## Start PROVIDED RECORDS

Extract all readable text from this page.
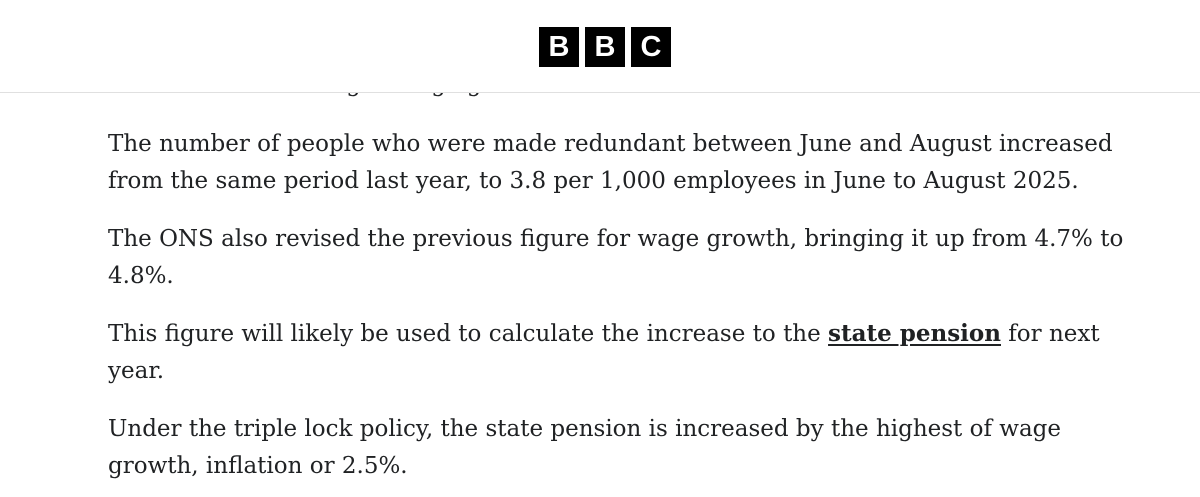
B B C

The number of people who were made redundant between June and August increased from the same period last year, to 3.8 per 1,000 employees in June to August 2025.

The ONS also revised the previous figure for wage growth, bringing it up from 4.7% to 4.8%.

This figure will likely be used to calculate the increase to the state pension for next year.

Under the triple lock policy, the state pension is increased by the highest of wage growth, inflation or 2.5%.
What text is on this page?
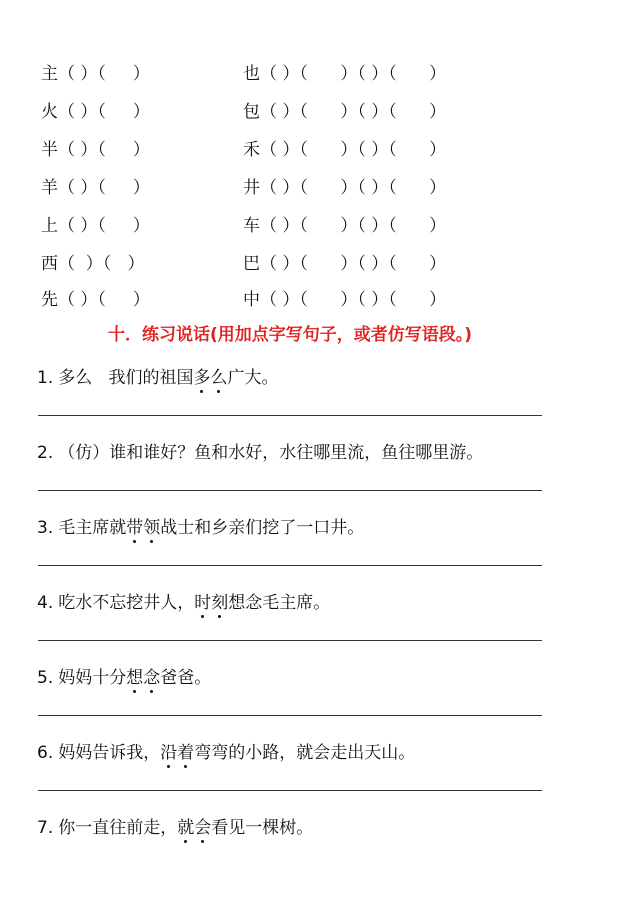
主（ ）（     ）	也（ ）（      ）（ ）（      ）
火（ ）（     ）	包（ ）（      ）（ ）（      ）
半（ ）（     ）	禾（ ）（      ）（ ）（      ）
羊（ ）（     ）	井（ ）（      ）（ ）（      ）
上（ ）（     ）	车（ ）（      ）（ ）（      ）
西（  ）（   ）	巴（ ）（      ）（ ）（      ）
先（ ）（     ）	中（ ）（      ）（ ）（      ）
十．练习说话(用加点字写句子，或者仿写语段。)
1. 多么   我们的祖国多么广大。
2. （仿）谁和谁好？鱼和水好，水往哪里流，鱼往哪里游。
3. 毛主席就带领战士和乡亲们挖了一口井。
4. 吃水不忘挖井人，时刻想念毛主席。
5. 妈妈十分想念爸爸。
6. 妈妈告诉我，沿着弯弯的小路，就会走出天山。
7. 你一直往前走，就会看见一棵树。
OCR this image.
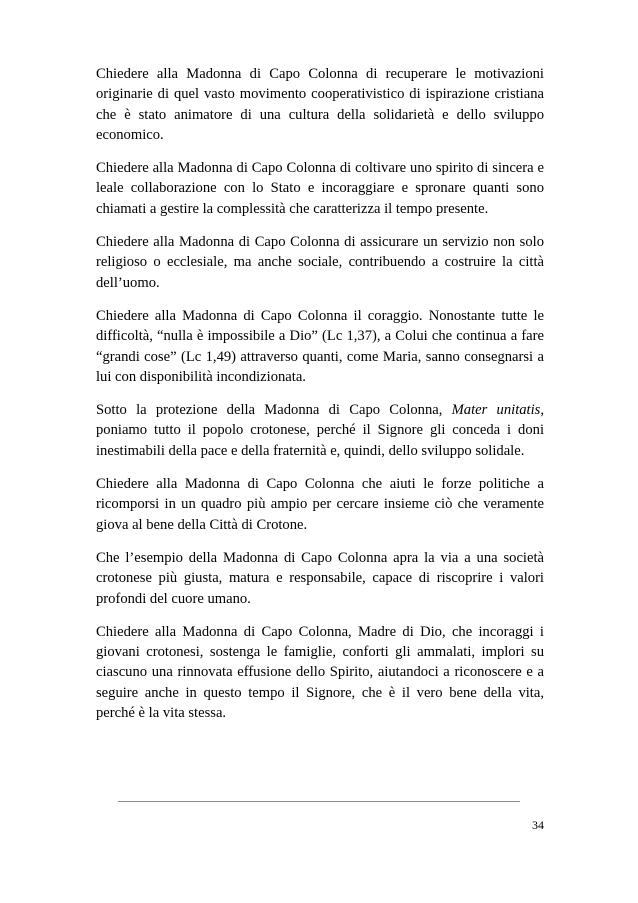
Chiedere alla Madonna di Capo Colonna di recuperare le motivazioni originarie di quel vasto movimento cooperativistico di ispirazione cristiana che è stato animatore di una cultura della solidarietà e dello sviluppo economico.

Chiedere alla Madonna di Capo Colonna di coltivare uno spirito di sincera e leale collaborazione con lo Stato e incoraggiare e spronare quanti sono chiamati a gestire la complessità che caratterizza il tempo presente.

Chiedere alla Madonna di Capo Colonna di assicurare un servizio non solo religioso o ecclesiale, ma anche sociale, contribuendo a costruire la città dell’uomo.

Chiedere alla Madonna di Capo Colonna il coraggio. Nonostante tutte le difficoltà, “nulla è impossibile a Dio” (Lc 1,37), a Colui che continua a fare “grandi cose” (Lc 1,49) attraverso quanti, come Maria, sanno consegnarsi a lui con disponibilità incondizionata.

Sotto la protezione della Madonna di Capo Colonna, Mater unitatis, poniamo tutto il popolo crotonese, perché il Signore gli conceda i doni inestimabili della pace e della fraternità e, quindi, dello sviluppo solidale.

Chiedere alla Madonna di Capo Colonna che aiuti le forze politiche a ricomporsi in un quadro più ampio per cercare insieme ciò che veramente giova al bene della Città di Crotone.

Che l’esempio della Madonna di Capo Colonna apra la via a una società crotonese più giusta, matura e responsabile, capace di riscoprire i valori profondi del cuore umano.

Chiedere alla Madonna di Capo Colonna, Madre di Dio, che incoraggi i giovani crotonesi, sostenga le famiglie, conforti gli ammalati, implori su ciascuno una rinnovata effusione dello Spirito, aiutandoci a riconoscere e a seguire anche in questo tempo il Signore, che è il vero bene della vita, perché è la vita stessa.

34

## End PROVIDED RECORDS

## TASK DETAILS
Reproduce all of the entries word for word, skipping any pictures they hold.

## TASK OUTPUT
Extract all readable text from this page.
B B C

The number of people who were made redundant between June and August increased from the same period last year, to 3.8 per 1,000 employees in June to August 2025.

The ONS also revised the previous figure for wage growth, bringing it up from 4.7% to 4.8%.

This figure will likely be used to calculate the increase to the state pension for next year.

Under the triple lock policy, the state pension is increased by the highest of wage growth, inflation or 2.5%.
What text is on this page?
主（ ）（     ）	也（ ）（      ）（ ）（      ）
火（ ）（     ）	包（ ）（      ）（ ）（      ）
半（ ）（     ）	禾（ ）（      ）（ ）（      ）
羊（ ）（     ）	井（ ）（      ）（ ）（      ）
上（ ）（     ）	车（ ）（      ）（ ）（      ）
西（  ）（   ）	巴（ ）（      ）（ ）（      ）
先（ ）（     ）	中（ ）（      ）（ ）（      ）
十．练习说话(用加点字写句子，或者仿写语段。)
1. 多么   我们的祖国多么广大。
2. （仿）谁和谁好？鱼和水好，水往哪里流，鱼往哪里游。
3. 毛主席就带领战士和乡亲们挖了一口井。
4. 吃水不忘挖井人，时刻想念毛主席。
5. 妈妈十分想念爸爸。
6. 妈妈告诉我，沿着弯弯的小路，就会走出天山。
7. 你一直往前走，就会看见一棵树。
OCR this image.
Chiedere alla Madonna di Capo Colonna di recuperare le motivazioni originarie di quel vasto movimento cooperativistico di ispirazione cristiana che è stato animatore di una cultura della solidarietà e dello sviluppo economico.

Chiedere alla Madonna di Capo Colonna di coltivare uno spirito di sincera e leale collaborazione con lo Stato e incoraggiare e spronare quanti sono chiamati a gestire la complessità che caratterizza il tempo presente.

Chiedere alla Madonna di Capo Colonna di assicurare un servizio non solo religioso o ecclesiale, ma anche sociale, contribuendo a costruire la città dell’uomo.

Chiedere alla Madonna di Capo Colonna il coraggio. Nonostante tutte le difficoltà, “nulla è impossibile a Dio” (Lc 1,37), a Colui che continua a fare “grandi cose” (Lc 1,49) attraverso quanti, come Maria, sanno consegnarsi a lui con disponibilità incondizionata.

Sotto la protezione della Madonna di Capo Colonna, Mater unitatis, poniamo tutto il popolo crotonese, perché il Signore gli conceda i doni inestimabili della pace e della fraternità e, quindi, dello sviluppo solidale.

Chiedere alla Madonna di Capo Colonna che aiuti le forze politiche a ricomporsi in un quadro più ampio per cercare insieme ciò che veramente giova al bene della Città di Crotone.

Che l’esempio della Madonna di Capo Colonna apra la via a una società crotonese più giusta, matura e responsabile, capace di riscoprire i valori profondi del cuore umano.

Chiedere alla Madonna di Capo Colonna, Madre di Dio, che incoraggi i giovani crotonesi, sostenga le famiglie, conforti gli ammalati, implori su ciascuno una rinnovata effusione dello Spirito, aiutandoci a riconoscere e a seguire anche in questo tempo il Signore, che è il vero bene della vita, perché è la vita stessa.

34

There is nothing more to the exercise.